Given instruction
Every line of the material is to be quoted verbatim, minus the pictures.

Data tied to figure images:
####################
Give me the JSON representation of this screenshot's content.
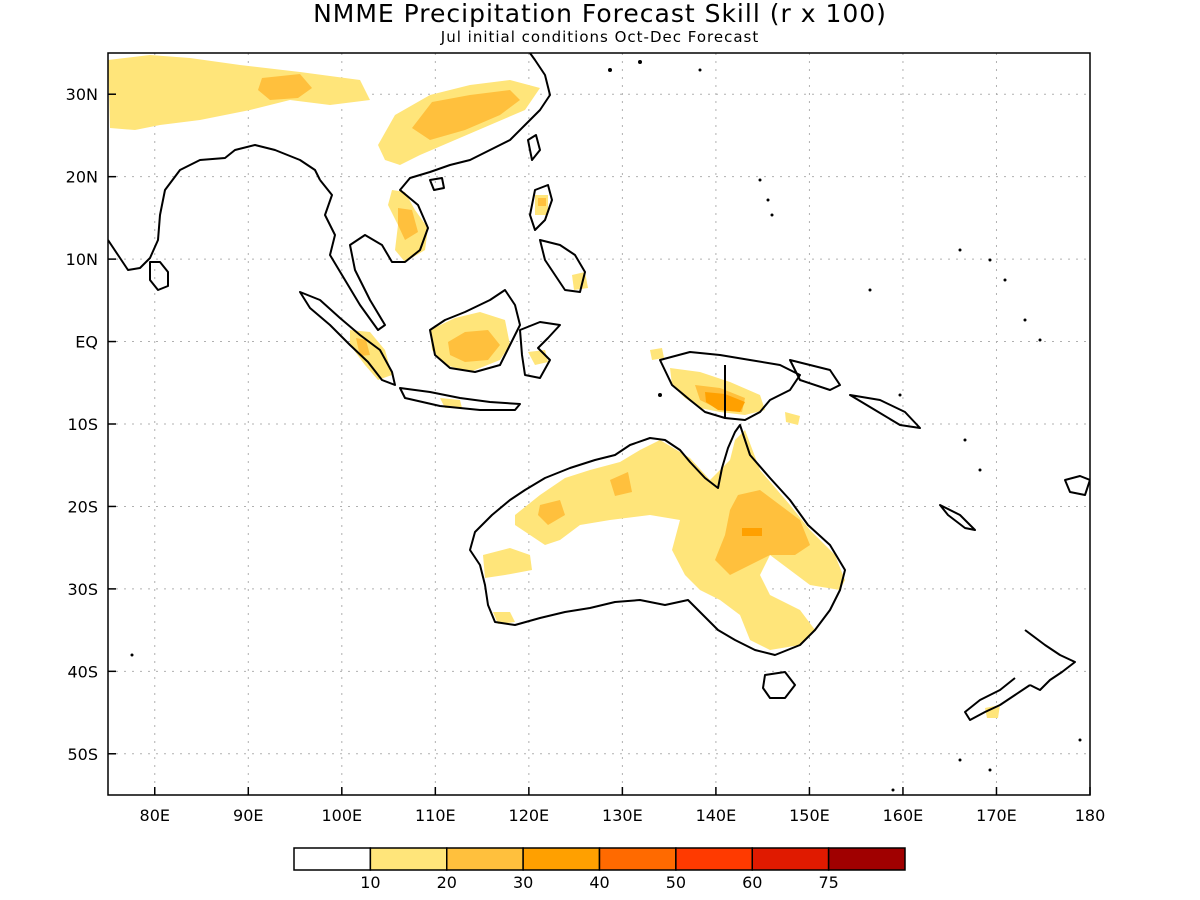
{
  "title": "NMME Precipitation Forecast Skill (r x 100)",
  "subtitle": "Jul initial conditions  Oct-Dec Forecast",
  "map": {
    "lon_range": [
      75,
      180
    ],
    "lat_range": [
      -55,
      35
    ],
    "lat_ticks": [
      {
        "lat": 30,
        "label": "30N"
      },
      {
        "lat": 20,
        "label": "20N"
      },
      {
        "lat": 10,
        "label": "10N"
      },
      {
        "lat": 0,
        "label": "EQ"
      },
      {
        "lat": -10,
        "label": "10S"
      },
      {
        "lat": -20,
        "label": "20S"
      },
      {
        "lat": -30,
        "label": "30S"
      },
      {
        "lat": -40,
        "label": "40S"
      },
      {
        "lat": -50,
        "label": "50S"
      }
    ],
    "lon_ticks": [
      {
        "lon": 80,
        "label": "80E"
      },
      {
        "lon": 90,
        "label": "90E"
      },
      {
        "lon": 100,
        "label": "100E"
      },
      {
        "lon": 110,
        "label": "110E"
      },
      {
        "lon": 120,
        "label": "120E"
      },
      {
        "lon": 130,
        "label": "130E"
      },
      {
        "lon": 140,
        "label": "140E"
      },
      {
        "lon": 150,
        "label": "150E"
      },
      {
        "lon": 160,
        "label": "160E"
      },
      {
        "lon": 170,
        "label": "170E"
      },
      {
        "lon": 180,
        "label": "180"
      }
    ],
    "grid": true,
    "coastline_color": "#000000"
  },
  "colorbar": {
    "bins": [
      {
        "color": "#ffffff"
      },
      {
        "color": "#ffe57a"
      },
      {
        "color": "#ffc03d"
      },
      {
        "color": "#ffa000"
      },
      {
        "color": "#ff6a00"
      },
      {
        "color": "#ff3a00"
      },
      {
        "color": "#e01a00"
      },
      {
        "color": "#a00000"
      }
    ],
    "labels": [
      "10",
      "20",
      "30",
      "40",
      "50",
      "60",
      "75"
    ]
  }
}
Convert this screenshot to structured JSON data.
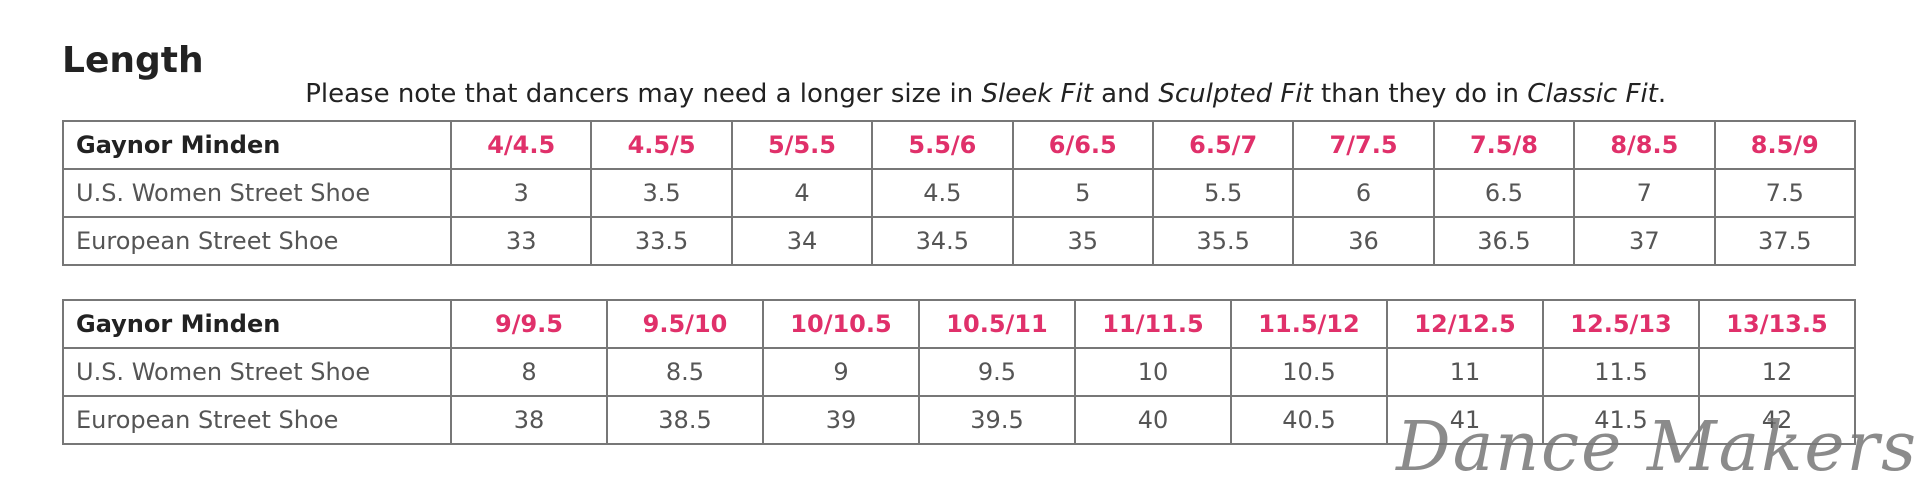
{
  "header": {
    "title": "Length",
    "note": [
      "Please note that dancers may need a longer size in ",
      "Sleek Fit",
      " and ",
      "Sculpted Fit",
      " than they do in ",
      "Classic Fit",
      "."
    ]
  },
  "tables": [
    {
      "header": [
        "Gaynor Minden",
        "4/4.5",
        "4.5/5",
        "5/5.5",
        "5.5/6",
        "6/6.5",
        "6.5/7",
        "7/7.5",
        "7.5/8",
        "8/8.5",
        "8.5/9"
      ],
      "rows": [
        [
          "U.S. Women Street Shoe",
          "3",
          "3.5",
          "4",
          "4.5",
          "5",
          "5.5",
          "6",
          "6.5",
          "7",
          "7.5"
        ],
        [
          "European Street Shoe",
          "33",
          "33.5",
          "34",
          "34.5",
          "35",
          "35.5",
          "36",
          "36.5",
          "37",
          "37.5"
        ]
      ]
    },
    {
      "header": [
        "Gaynor Minden",
        "9/9.5",
        "9.5/10",
        "10/10.5",
        "10.5/11",
        "11/11.5",
        "11.5/12",
        "12/12.5",
        "12.5/13",
        "13/13.5"
      ],
      "rows": [
        [
          "U.S. Women Street Shoe",
          "8",
          "8.5",
          "9",
          "9.5",
          "10",
          "10.5",
          "11",
          "11.5",
          "12"
        ],
        [
          "European Street Shoe",
          "38",
          "38.5",
          "39",
          "39.5",
          "40",
          "40.5",
          "41",
          "41.5",
          "42"
        ]
      ]
    }
  ],
  "watermark": "Dance Makers"
}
####################
Output for this exercise
Give me the JSON representation of this screenshot's content.
{
  "title": "NMME Precipitation Forecast Skill (r x 100)",
  "subtitle": "Jul initial conditions  Oct-Dec Forecast",
  "map": {
    "lon_range": [
      75,
      180
    ],
    "lat_range": [
      -55,
      35
    ],
    "lat_ticks": [
      {
        "lat": 30,
        "label": "30N"
      },
      {
        "lat": 20,
        "label": "20N"
      },
      {
        "lat": 10,
        "label": "10N"
      },
      {
        "lat": 0,
        "label": "EQ"
      },
      {
        "lat": -10,
        "label": "10S"
      },
      {
        "lat": -20,
        "label": "20S"
      },
      {
        "lat": -30,
        "label": "30S"
      },
      {
        "lat": -40,
        "label": "40S"
      },
      {
        "lat": -50,
        "label": "50S"
      }
    ],
    "lon_ticks": [
      {
        "lon": 80,
        "label": "80E"
      },
      {
        "lon": 90,
        "label": "90E"
      },
      {
        "lon": 100,
        "label": "100E"
      },
      {
        "lon": 110,
        "label": "110E"
      },
      {
        "lon": 120,
        "label": "120E"
      },
      {
        "lon": 130,
        "label": "130E"
      },
      {
        "lon": 140,
        "label": "140E"
      },
      {
        "lon": 150,
        "label": "150E"
      },
      {
        "lon": 160,
        "label": "160E"
      },
      {
        "lon": 170,
        "label": "170E"
      },
      {
        "lon": 180,
        "label": "180"
      }
    ],
    "grid": true,
    "coastline_color": "#000000"
  },
  "colorbar": {
    "bins": [
      {
        "color": "#ffffff"
      },
      {
        "color": "#ffe57a"
      },
      {
        "color": "#ffc03d"
      },
      {
        "color": "#ffa000"
      },
      {
        "color": "#ff6a00"
      },
      {
        "color": "#ff3a00"
      },
      {
        "color": "#e01a00"
      },
      {
        "color": "#a00000"
      }
    ],
    "labels": [
      "10",
      "20",
      "30",
      "40",
      "50",
      "60",
      "75"
    ]
  }
}
Convert this screenshot to structured JSON data.
{
  "header": {
    "title": "Length",
    "note": [
      "Please note that dancers may need a longer size in ",
      "Sleek Fit",
      " and ",
      "Sculpted Fit",
      " than they do in ",
      "Classic Fit",
      "."
    ]
  },
  "tables": [
    {
      "header": [
        "Gaynor Minden",
        "4/4.5",
        "4.5/5",
        "5/5.5",
        "5.5/6",
        "6/6.5",
        "6.5/7",
        "7/7.5",
        "7.5/8",
        "8/8.5",
        "8.5/9"
      ],
      "rows": [
        [
          "U.S. Women Street Shoe",
          "3",
          "3.5",
          "4",
          "4.5",
          "5",
          "5.5",
          "6",
          "6.5",
          "7",
          "7.5"
        ],
        [
          "European Street Shoe",
          "33",
          "33.5",
          "34",
          "34.5",
          "35",
          "35.5",
          "36",
          "36.5",
          "37",
          "37.5"
        ]
      ]
    },
    {
      "header": [
        "Gaynor Minden",
        "9/9.5",
        "9.5/10",
        "10/10.5",
        "10.5/11",
        "11/11.5",
        "11.5/12",
        "12/12.5",
        "12.5/13",
        "13/13.5"
      ],
      "rows": [
        [
          "U.S. Women Street Shoe",
          "8",
          "8.5",
          "9",
          "9.5",
          "10",
          "10.5",
          "11",
          "11.5",
          "12"
        ],
        [
          "European Street Shoe",
          "38",
          "38.5",
          "39",
          "39.5",
          "40",
          "40.5",
          "41",
          "41.5",
          "42"
        ]
      ]
    }
  ],
  "watermark": "Dance Makers"
}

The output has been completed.